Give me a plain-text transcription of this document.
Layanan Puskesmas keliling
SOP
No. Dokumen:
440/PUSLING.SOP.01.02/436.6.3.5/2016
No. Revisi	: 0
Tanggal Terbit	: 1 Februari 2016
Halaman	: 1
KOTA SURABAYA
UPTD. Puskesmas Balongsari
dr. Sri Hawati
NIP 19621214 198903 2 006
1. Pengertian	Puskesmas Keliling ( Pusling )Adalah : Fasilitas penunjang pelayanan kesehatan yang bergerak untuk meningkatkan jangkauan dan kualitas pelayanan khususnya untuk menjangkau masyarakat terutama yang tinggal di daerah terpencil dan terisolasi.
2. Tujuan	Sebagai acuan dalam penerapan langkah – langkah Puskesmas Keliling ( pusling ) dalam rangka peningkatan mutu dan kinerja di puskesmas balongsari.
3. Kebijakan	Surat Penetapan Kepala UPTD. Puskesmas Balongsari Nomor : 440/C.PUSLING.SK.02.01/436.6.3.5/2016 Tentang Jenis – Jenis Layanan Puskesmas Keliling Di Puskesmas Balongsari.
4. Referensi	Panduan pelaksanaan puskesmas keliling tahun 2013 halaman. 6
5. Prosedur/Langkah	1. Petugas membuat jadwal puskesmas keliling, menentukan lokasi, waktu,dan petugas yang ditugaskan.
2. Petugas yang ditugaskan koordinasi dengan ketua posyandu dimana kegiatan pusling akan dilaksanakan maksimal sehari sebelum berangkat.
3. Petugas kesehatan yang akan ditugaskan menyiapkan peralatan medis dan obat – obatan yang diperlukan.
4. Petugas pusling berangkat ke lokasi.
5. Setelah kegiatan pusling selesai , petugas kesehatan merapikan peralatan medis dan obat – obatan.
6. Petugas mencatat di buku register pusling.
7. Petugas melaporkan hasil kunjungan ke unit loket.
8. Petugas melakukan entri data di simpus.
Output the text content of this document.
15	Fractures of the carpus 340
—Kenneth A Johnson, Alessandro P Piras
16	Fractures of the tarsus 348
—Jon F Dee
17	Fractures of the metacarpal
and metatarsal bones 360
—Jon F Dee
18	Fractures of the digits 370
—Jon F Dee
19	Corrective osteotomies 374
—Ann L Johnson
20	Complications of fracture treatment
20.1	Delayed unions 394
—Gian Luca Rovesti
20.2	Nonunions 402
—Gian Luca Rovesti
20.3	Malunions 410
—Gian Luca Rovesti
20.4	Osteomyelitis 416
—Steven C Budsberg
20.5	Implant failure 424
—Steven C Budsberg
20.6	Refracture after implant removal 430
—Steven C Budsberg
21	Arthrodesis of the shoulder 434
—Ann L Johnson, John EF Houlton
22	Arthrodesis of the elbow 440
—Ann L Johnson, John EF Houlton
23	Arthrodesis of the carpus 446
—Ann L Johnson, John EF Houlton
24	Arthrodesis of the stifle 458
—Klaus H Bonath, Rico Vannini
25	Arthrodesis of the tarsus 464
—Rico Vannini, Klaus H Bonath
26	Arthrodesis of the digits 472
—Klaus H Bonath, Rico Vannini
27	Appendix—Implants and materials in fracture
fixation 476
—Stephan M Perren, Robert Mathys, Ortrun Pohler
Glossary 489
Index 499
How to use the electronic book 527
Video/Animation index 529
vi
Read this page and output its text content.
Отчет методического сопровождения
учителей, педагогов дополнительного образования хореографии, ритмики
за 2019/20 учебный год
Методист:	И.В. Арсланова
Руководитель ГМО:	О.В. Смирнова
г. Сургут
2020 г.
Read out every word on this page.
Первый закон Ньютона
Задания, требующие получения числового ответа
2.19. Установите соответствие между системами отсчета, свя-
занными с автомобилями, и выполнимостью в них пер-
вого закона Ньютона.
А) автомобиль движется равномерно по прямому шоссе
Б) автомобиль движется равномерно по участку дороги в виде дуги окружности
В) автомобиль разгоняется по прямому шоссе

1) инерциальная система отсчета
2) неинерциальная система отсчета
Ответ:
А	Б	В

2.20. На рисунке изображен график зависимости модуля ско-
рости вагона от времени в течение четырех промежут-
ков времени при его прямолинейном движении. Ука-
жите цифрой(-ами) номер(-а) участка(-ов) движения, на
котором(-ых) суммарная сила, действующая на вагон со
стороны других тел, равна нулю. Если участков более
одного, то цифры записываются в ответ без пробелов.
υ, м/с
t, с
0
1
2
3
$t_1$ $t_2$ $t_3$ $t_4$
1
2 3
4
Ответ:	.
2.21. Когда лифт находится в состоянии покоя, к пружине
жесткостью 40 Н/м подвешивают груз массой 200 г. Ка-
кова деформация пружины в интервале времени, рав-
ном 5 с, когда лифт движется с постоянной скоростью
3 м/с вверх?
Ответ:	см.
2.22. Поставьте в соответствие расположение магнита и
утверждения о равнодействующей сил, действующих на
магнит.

———

■ **EXERCISE INSTRUCTIONS**:
Track down the lines that include the word "lokasi" and copy them.

■ **ANSWER BELOW**:
5. Prosedur/Langkah	1. Petugas membuat jadwal puskesmas keliling, menentukan lokasi, waktu,dan petugas yang ditugaskan.
4. Petugas pusling berangkat ke lokasi.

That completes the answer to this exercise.